§ Directive
Tally the lines holding the word "text" and state the count by itself.
=-=-=-=-=
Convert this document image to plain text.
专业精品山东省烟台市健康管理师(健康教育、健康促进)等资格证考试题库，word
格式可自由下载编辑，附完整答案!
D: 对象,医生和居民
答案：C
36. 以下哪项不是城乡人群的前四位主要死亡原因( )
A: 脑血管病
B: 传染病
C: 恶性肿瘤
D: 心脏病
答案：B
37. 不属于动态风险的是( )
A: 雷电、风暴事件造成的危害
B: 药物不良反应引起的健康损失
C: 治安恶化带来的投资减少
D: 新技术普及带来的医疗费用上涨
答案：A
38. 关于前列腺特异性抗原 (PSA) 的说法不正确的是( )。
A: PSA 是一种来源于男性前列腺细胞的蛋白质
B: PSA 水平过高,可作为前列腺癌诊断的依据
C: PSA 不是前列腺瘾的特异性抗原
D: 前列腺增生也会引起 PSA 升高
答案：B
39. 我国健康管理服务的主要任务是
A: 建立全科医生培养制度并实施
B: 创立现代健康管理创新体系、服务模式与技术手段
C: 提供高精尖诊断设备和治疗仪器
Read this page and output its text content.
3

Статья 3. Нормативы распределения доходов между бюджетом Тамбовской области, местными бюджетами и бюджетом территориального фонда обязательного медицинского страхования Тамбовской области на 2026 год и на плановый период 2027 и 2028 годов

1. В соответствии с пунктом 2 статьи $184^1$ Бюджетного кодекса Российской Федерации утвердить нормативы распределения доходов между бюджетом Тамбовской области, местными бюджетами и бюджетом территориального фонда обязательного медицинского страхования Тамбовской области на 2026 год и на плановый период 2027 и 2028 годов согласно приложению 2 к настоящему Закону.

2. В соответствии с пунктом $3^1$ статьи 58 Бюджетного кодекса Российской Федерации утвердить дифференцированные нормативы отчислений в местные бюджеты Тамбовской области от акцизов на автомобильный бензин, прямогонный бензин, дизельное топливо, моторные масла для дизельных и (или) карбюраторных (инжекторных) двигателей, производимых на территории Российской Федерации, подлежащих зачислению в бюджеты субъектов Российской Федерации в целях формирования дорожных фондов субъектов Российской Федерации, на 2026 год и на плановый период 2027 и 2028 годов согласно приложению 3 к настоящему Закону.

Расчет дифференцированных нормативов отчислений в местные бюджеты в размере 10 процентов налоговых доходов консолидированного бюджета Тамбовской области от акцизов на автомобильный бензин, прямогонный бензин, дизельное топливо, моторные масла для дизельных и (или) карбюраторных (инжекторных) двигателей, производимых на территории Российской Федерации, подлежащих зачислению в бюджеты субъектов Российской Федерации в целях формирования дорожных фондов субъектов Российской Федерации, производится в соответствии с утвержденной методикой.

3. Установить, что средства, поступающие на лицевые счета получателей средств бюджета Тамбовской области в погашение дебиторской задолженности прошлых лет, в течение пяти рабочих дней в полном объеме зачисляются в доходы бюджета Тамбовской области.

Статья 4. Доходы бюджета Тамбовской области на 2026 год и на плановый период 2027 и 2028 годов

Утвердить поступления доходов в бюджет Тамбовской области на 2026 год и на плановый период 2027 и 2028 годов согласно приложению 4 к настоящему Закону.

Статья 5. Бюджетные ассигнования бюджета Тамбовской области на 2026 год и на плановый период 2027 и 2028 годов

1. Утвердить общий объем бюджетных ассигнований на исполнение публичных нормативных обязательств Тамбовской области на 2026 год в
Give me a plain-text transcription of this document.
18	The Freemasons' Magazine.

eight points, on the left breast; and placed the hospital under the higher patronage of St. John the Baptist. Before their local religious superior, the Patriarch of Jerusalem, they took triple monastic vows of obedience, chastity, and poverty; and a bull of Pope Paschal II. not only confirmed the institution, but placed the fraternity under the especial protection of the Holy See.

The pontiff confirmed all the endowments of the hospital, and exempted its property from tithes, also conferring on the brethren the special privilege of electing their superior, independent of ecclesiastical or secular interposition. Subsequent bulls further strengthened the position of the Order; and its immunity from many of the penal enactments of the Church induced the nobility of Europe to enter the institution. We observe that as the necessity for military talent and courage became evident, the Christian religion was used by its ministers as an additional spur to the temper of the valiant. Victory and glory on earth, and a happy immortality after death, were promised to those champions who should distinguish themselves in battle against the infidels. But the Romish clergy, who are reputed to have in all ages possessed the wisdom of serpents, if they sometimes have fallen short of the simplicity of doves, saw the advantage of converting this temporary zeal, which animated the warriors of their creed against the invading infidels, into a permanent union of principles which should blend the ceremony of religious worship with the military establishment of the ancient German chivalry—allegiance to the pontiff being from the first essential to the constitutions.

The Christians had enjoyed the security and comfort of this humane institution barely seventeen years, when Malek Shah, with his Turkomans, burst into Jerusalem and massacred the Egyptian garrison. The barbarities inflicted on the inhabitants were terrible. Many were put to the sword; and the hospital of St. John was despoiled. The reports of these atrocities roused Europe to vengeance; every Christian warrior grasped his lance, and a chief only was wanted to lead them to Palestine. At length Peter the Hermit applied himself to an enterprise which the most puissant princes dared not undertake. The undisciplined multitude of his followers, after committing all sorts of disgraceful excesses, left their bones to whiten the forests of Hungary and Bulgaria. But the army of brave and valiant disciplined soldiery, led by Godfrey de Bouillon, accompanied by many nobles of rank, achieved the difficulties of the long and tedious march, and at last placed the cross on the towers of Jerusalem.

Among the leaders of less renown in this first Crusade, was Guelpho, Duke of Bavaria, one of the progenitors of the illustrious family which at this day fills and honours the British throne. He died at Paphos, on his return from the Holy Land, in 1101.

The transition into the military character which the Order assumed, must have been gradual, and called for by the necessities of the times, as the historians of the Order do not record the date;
=-=-=-=-=
§ Solution
3